Task to complete>
Work out the number of lines with "BINANCE" in them. Reply with that number and no other words.

Available data>
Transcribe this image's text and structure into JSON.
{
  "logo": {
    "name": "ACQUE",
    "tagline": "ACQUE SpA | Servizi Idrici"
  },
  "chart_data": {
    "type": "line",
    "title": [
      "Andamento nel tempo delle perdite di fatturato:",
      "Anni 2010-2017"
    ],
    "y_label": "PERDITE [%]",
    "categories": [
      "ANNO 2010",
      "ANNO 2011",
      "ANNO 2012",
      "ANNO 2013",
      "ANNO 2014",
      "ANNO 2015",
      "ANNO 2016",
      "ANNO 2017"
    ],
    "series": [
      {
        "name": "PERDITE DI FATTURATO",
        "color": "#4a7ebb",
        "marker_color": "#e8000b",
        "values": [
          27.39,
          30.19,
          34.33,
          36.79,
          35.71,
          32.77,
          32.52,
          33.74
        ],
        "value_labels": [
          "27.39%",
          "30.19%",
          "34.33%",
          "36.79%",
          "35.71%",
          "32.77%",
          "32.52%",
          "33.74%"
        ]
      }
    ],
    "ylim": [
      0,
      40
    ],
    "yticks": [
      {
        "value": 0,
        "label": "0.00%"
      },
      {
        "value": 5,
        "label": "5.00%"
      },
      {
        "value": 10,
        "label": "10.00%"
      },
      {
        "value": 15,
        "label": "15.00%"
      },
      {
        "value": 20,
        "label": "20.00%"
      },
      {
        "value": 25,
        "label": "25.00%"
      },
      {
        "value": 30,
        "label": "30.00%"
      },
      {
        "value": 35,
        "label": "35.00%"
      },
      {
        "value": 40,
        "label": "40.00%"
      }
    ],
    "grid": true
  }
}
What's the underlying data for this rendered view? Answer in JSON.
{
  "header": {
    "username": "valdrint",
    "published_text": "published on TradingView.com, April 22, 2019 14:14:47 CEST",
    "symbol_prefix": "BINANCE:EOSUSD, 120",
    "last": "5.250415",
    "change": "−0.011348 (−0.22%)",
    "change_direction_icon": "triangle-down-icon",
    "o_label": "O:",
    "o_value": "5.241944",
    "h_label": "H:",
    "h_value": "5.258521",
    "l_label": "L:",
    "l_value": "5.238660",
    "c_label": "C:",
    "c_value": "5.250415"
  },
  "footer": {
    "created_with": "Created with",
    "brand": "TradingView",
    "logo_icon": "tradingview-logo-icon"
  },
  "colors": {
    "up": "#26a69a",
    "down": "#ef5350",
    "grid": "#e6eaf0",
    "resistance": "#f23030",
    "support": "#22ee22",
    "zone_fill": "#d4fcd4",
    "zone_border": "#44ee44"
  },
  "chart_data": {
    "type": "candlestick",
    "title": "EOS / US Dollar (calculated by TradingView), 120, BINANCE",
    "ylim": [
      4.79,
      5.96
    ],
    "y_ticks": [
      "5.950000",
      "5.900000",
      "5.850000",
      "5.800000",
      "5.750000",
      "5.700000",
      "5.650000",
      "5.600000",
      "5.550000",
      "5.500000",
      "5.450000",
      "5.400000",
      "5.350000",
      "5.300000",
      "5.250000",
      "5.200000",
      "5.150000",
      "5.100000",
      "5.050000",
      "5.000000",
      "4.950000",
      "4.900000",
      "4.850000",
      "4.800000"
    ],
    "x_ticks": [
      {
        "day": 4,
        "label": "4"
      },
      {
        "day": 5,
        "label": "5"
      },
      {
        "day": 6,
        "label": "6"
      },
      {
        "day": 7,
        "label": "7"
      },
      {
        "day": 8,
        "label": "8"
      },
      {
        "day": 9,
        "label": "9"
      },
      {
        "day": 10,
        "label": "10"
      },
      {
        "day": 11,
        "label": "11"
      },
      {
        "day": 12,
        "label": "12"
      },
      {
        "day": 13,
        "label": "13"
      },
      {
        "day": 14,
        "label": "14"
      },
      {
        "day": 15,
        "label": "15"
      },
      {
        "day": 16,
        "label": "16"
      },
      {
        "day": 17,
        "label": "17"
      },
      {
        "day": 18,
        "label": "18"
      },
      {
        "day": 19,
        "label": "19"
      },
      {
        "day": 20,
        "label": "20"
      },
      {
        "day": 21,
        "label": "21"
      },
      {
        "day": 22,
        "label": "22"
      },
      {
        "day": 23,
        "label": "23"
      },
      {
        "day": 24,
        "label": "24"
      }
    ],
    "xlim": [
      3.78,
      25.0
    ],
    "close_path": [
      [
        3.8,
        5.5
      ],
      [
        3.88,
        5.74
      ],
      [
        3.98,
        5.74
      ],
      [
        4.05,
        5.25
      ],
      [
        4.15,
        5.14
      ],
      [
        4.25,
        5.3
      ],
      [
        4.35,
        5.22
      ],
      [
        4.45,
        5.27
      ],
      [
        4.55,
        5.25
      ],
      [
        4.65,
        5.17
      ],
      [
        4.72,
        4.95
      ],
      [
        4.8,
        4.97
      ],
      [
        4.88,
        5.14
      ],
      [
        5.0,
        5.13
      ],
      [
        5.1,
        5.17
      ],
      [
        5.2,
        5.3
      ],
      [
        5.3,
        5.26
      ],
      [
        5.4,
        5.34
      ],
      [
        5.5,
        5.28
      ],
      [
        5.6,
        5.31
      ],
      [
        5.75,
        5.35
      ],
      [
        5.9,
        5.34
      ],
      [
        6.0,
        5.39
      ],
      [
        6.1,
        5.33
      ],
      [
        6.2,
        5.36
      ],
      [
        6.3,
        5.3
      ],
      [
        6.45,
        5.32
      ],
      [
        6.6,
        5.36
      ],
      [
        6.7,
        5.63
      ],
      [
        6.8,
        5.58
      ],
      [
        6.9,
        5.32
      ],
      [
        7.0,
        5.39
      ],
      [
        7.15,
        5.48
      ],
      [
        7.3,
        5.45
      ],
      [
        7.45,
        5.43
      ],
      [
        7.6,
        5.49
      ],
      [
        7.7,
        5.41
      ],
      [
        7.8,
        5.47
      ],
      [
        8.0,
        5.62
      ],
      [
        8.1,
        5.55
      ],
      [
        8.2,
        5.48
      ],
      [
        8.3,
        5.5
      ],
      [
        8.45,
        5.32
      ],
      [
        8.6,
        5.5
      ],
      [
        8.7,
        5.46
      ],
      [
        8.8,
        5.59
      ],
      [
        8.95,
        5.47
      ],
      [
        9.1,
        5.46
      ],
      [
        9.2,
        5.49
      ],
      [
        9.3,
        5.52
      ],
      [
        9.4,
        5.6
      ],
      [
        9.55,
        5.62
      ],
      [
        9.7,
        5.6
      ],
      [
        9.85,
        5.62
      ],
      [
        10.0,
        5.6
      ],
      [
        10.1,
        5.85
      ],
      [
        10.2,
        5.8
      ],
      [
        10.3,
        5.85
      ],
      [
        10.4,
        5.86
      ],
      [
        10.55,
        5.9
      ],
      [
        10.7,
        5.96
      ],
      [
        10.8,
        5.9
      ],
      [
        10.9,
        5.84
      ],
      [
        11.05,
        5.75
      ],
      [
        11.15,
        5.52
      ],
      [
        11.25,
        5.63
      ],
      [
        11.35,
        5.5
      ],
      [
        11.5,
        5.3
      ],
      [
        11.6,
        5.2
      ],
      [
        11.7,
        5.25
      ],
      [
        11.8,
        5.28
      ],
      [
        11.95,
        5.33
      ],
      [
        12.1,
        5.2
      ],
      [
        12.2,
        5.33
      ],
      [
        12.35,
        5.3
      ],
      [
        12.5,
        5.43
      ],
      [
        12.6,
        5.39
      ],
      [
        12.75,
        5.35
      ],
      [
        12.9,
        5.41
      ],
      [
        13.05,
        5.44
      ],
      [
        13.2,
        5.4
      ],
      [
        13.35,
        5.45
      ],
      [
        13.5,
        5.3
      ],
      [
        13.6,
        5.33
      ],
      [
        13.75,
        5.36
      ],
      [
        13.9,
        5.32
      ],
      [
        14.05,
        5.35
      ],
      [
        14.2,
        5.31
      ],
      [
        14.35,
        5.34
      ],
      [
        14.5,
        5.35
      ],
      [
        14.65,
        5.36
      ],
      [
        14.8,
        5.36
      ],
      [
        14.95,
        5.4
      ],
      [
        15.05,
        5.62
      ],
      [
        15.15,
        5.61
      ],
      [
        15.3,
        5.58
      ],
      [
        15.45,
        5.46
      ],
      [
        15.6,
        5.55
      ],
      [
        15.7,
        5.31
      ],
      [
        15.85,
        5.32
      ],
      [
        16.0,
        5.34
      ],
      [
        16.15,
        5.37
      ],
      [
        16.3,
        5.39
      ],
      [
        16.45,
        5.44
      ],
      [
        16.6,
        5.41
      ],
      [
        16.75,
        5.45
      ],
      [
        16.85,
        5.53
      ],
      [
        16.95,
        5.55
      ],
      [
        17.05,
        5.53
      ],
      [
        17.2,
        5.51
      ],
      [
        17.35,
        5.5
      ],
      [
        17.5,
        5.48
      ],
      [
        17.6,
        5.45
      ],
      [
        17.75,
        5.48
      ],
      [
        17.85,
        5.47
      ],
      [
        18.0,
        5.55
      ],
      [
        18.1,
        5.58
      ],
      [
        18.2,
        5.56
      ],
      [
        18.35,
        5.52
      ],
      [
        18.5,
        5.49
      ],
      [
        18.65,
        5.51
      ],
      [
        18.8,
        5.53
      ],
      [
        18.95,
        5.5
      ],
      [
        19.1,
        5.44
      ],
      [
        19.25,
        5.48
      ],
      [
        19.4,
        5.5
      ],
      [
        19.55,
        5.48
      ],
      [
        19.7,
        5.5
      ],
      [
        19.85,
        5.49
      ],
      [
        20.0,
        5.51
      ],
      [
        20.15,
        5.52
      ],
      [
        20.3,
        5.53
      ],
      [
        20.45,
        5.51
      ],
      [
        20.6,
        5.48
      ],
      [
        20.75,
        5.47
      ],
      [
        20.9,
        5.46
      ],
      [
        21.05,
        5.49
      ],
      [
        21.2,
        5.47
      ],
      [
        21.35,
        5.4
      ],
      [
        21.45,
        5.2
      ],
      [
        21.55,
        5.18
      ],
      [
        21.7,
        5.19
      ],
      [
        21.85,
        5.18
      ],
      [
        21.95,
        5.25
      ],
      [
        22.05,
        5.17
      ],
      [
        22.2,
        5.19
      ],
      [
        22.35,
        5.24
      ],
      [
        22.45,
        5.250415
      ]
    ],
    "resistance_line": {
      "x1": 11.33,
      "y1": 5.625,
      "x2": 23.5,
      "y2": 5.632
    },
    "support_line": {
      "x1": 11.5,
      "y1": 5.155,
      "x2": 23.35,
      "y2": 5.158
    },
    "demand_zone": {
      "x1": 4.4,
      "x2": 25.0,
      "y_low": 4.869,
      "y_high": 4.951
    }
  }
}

Result of the exercise>
2